● **THE TASK**
Below are the records. Gather each line that holds "screenshot".
---
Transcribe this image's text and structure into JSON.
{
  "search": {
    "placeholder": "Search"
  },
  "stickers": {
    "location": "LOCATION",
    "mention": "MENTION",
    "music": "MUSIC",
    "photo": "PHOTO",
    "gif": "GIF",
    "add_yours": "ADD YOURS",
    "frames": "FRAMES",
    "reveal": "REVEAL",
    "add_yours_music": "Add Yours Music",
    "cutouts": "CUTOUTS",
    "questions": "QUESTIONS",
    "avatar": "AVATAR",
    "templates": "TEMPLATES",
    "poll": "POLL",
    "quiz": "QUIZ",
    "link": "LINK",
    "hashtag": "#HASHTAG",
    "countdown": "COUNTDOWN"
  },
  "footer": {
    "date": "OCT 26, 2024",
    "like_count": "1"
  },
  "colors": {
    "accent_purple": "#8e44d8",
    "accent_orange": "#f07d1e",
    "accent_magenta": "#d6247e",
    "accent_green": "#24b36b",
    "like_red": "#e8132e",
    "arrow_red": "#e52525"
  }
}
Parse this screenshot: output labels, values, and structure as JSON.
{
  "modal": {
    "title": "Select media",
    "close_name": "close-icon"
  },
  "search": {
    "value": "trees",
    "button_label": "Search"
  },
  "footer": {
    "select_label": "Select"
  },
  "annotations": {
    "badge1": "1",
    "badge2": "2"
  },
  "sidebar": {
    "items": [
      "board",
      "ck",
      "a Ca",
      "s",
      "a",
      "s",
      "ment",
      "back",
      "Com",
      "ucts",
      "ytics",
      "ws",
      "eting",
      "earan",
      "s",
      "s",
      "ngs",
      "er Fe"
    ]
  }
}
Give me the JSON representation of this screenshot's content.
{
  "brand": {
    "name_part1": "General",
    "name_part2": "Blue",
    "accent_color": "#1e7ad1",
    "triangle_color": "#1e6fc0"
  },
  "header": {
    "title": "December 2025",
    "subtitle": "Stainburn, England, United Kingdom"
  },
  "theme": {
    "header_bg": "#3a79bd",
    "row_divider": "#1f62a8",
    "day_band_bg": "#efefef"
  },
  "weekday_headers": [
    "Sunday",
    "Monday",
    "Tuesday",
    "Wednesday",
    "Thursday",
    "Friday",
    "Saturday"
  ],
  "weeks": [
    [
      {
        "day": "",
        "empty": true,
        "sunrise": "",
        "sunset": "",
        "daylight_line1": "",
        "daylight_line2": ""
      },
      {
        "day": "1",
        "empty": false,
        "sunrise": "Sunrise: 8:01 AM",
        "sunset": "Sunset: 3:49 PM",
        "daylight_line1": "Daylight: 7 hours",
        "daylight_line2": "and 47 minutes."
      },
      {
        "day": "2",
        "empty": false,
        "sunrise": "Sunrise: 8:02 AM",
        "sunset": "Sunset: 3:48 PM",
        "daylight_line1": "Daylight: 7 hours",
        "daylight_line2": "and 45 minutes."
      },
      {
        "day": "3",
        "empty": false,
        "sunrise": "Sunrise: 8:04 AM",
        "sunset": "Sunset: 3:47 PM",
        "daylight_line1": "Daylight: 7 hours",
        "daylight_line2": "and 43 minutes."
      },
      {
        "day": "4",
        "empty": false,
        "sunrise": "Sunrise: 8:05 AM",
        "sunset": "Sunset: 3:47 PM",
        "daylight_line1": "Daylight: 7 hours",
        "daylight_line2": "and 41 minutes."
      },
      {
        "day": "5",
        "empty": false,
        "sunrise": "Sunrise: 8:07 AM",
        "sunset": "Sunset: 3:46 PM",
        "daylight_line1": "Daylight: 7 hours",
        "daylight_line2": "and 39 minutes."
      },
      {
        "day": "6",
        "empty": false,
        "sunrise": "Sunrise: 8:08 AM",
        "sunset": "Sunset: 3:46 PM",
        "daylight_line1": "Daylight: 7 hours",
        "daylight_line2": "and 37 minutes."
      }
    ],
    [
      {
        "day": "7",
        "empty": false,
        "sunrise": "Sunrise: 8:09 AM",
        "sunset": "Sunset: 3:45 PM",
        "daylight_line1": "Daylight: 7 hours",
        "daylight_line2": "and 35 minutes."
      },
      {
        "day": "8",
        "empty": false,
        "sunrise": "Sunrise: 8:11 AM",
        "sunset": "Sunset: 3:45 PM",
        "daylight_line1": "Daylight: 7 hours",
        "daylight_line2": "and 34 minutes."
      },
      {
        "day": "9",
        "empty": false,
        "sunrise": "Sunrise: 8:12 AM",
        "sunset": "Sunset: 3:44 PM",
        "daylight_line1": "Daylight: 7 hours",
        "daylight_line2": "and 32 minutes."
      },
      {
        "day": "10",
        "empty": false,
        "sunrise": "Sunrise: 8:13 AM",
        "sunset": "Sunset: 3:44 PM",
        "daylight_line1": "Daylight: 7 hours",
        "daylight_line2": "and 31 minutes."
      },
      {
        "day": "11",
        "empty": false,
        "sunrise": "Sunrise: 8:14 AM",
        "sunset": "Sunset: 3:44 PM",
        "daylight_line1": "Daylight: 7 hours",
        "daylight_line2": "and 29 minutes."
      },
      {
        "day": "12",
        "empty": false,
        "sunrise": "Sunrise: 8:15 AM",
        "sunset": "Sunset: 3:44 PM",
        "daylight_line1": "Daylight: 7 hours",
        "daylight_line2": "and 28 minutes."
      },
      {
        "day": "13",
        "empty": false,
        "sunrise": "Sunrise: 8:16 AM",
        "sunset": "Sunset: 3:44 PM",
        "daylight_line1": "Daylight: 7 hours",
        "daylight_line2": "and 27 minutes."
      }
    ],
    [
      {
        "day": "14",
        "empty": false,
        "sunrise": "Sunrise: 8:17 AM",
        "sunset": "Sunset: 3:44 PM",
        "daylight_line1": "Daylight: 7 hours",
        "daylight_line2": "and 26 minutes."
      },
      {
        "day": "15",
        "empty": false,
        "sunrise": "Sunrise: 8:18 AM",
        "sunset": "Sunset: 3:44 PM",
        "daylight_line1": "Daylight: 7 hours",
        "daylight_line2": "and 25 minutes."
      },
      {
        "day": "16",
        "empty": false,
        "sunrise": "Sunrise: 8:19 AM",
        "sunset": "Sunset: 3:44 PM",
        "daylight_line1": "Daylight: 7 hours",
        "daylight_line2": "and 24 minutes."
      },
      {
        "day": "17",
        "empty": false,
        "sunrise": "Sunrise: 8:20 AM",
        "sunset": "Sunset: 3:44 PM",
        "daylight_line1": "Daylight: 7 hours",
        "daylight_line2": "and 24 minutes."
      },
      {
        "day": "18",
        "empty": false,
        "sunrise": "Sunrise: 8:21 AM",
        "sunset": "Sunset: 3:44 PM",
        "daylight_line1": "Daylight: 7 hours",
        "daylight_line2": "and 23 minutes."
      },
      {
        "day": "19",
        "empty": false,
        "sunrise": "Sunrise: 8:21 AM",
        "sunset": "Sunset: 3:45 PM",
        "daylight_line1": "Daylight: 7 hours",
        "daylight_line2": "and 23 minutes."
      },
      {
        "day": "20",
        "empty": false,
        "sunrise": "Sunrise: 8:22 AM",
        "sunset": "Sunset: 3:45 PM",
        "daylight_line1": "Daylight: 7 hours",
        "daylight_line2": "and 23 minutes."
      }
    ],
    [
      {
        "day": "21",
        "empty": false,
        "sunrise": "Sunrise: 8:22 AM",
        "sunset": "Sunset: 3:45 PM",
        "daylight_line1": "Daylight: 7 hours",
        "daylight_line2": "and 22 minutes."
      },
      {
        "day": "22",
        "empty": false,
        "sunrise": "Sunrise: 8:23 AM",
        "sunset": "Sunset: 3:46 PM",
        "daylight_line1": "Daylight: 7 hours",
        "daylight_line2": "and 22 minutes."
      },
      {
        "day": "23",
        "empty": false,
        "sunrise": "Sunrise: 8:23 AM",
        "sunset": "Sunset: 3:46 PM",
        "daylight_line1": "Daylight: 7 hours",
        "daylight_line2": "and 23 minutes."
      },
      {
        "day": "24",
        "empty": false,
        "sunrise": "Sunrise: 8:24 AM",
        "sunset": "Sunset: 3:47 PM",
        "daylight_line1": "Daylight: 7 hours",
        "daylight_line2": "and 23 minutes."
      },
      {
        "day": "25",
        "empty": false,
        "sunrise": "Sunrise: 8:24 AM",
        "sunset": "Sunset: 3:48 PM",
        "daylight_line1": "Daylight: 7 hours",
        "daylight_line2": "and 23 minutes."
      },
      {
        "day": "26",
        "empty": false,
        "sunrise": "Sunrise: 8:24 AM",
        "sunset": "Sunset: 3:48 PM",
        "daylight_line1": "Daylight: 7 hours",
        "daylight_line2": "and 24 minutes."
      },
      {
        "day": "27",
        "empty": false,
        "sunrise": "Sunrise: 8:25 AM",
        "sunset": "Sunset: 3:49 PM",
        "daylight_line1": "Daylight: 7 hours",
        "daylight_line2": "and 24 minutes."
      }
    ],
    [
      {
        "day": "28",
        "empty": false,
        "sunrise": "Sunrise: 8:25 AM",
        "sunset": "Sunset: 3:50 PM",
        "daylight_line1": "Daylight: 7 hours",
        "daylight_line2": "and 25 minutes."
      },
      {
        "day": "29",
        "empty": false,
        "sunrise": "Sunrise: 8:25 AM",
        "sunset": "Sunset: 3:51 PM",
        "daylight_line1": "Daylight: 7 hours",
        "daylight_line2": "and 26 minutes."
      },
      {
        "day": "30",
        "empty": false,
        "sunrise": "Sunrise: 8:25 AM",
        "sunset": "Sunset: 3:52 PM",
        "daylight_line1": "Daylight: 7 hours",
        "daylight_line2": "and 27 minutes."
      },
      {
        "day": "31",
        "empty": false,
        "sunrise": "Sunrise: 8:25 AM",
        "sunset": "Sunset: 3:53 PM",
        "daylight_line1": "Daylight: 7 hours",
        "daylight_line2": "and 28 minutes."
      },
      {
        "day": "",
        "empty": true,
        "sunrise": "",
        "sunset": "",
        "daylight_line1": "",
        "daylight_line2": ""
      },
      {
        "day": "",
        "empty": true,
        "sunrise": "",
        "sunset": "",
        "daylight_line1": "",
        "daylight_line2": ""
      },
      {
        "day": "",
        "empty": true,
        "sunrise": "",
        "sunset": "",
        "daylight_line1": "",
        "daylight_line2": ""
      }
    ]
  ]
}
---
● **EXPECTED OUTPUT**
Parse this screenshot: output labels, values, and structure as JSON.
Give me the JSON representation of this screenshot's content.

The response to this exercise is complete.